* Work to be completed *
Write out only the tail of the records, beginning at the line containing "Convert this document image to plain text." and including the last line, exactly as written.

[Saved entries]

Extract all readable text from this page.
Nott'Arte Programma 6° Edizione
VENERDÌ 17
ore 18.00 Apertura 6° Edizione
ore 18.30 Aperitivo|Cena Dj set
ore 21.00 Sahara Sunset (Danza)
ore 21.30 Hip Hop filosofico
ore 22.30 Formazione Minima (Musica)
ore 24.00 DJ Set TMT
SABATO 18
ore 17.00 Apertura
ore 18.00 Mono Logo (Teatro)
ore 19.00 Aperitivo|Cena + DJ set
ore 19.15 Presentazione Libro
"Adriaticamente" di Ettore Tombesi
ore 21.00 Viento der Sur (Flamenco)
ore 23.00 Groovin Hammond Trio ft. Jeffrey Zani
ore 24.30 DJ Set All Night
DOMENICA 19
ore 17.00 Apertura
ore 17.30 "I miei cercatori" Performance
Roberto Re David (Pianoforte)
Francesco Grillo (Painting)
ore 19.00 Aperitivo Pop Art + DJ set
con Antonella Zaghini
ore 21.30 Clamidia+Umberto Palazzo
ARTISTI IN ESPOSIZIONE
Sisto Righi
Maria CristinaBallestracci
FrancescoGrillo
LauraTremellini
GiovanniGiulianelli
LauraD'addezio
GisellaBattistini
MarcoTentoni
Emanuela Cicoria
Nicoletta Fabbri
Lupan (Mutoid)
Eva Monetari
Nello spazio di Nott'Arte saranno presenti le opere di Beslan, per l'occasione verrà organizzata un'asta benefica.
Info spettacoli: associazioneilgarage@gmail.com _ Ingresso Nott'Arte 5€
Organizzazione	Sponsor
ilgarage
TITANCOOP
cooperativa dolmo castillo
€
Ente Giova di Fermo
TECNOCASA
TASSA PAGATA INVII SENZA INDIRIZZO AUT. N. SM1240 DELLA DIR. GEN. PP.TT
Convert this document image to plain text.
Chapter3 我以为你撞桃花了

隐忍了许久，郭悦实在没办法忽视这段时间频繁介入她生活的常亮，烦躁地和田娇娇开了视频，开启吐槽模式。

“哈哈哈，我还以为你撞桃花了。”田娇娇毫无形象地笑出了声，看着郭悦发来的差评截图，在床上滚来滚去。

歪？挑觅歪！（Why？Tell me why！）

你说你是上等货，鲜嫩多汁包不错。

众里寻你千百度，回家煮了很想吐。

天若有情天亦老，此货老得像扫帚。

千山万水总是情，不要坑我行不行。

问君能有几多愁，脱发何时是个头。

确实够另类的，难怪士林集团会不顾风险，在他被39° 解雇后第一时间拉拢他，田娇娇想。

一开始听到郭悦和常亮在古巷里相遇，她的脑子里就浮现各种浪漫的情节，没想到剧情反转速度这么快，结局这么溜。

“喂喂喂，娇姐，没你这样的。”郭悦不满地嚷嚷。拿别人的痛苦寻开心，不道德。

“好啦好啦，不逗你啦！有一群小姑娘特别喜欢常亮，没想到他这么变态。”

* Problem solution *
Convert this document image to plain text.
Chapter3 我以为你撞桃花了

隐忍了许久，郭悦实在没办法忽视这段时间频繁介入她生活的常亮，烦躁地和田娇娇开了视频，开启吐槽模式。

“哈哈哈，我还以为你撞桃花了。”田娇娇毫无形象地笑出了声，看着郭悦发来的差评截图，在床上滚来滚去。

歪？挑觅歪！（Why？Tell me why！）

你说你是上等货，鲜嫩多汁包不错。

众里寻你千百度，回家煮了很想吐。

天若有情天亦老，此货老得像扫帚。

千山万水总是情，不要坑我行不行。

问君能有几多愁，脱发何时是个头。

确实够另类的，难怪士林集团会不顾风险，在他被39° 解雇后第一时间拉拢他，田娇娇想。

一开始听到郭悦和常亮在古巷里相遇，她的脑子里就浮现各种浪漫的情节，没想到剧情反转速度这么快，结局这么溜。

“喂喂喂，娇姐，没你这样的。”郭悦不满地嚷嚷。拿别人的痛苦寻开心，不道德。

“好啦好啦，不逗你啦！有一群小姑娘特别喜欢常亮，没想到他这么变态。”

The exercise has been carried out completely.